> [Work to do]: Tally every line featuring "JSON", then give that tally alone.

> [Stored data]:
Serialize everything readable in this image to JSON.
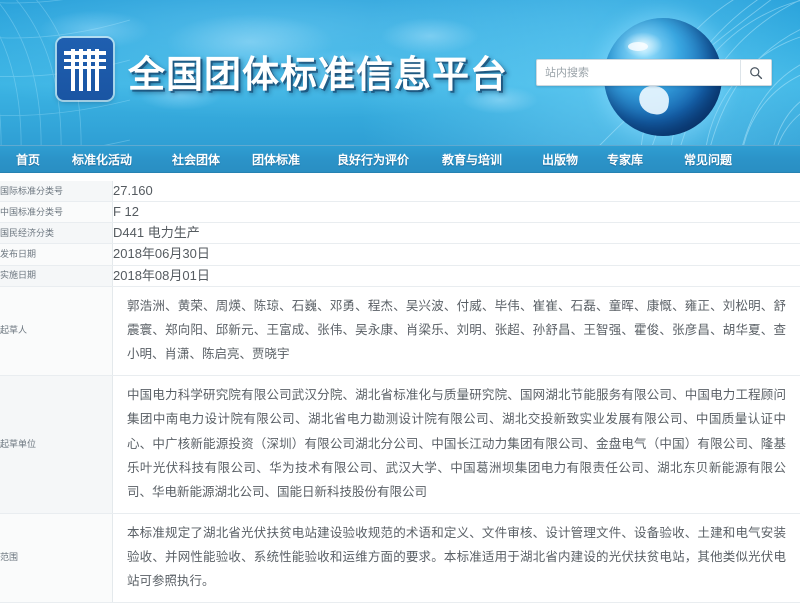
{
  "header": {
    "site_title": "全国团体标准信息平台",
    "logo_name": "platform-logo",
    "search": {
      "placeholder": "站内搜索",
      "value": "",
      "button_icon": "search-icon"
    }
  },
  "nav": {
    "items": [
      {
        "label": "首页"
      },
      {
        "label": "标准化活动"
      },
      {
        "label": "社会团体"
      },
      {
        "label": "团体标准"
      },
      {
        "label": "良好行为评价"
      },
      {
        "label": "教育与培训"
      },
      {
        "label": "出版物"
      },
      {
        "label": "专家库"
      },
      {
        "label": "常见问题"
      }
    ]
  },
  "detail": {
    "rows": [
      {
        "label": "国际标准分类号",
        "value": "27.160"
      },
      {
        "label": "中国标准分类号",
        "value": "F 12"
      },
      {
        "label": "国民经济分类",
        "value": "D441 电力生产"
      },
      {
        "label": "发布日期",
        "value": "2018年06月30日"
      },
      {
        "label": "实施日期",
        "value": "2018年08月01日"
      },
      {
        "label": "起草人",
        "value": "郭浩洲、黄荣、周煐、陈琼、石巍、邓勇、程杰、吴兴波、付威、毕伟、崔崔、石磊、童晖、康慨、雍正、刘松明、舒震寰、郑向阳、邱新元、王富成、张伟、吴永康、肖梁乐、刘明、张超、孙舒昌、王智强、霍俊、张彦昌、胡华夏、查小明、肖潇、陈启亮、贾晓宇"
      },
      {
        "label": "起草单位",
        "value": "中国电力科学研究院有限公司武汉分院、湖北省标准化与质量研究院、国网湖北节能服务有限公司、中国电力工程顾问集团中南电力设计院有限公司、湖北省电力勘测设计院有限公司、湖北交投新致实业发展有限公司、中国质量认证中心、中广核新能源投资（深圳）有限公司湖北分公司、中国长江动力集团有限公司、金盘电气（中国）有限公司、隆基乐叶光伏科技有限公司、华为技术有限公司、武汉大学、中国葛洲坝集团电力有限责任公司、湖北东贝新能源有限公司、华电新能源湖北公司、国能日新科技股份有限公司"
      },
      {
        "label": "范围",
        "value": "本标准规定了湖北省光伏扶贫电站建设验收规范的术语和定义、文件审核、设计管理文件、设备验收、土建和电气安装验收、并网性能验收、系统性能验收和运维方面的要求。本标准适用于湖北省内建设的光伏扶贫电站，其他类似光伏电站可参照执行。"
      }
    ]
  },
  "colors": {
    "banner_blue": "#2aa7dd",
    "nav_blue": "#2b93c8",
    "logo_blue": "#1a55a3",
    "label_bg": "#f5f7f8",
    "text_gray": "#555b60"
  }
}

==

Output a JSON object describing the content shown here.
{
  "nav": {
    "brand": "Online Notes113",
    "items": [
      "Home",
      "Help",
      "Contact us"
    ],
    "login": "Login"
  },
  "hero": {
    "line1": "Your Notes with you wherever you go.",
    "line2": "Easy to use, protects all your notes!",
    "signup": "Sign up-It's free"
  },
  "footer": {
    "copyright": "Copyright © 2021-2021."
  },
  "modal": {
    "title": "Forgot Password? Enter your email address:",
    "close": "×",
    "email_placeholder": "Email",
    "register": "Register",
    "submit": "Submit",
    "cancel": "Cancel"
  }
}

...

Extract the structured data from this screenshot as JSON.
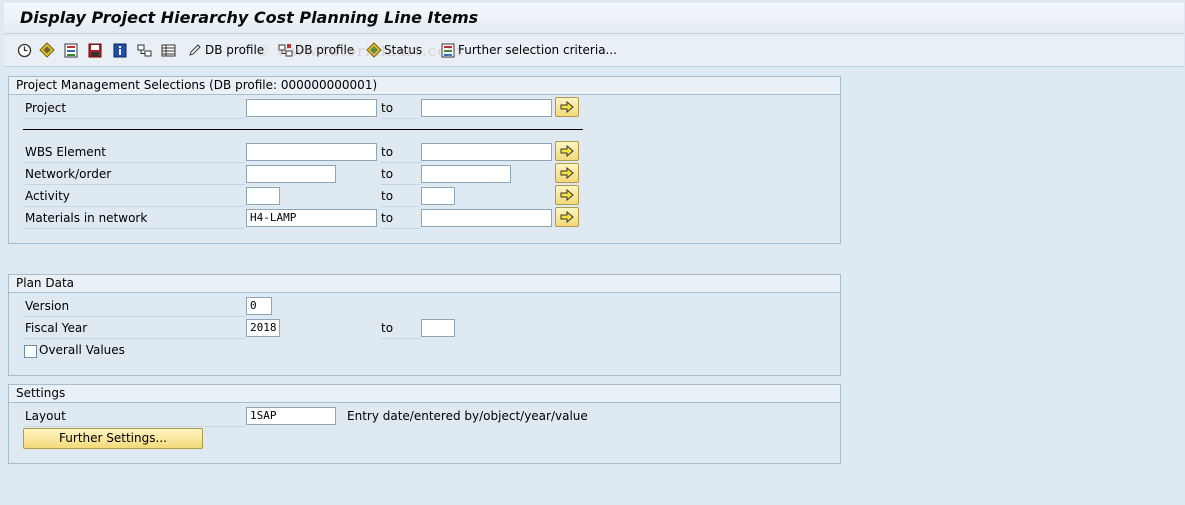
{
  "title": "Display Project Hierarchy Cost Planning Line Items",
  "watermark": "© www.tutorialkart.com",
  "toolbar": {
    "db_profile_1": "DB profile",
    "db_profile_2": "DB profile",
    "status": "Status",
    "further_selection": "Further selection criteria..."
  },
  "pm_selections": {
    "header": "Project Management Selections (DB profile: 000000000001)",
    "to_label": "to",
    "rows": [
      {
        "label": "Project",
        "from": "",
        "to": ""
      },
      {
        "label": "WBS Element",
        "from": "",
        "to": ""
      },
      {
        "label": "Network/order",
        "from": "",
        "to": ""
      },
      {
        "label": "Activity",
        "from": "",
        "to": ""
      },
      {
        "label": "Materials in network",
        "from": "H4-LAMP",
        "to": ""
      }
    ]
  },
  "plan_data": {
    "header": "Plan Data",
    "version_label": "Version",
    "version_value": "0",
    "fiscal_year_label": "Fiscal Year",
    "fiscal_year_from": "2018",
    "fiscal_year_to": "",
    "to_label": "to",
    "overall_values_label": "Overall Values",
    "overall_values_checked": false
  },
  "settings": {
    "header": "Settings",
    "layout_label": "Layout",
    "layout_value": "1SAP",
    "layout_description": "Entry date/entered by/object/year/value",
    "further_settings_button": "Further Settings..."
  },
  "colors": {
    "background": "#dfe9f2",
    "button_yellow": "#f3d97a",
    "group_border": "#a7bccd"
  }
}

> [Full answer]: 3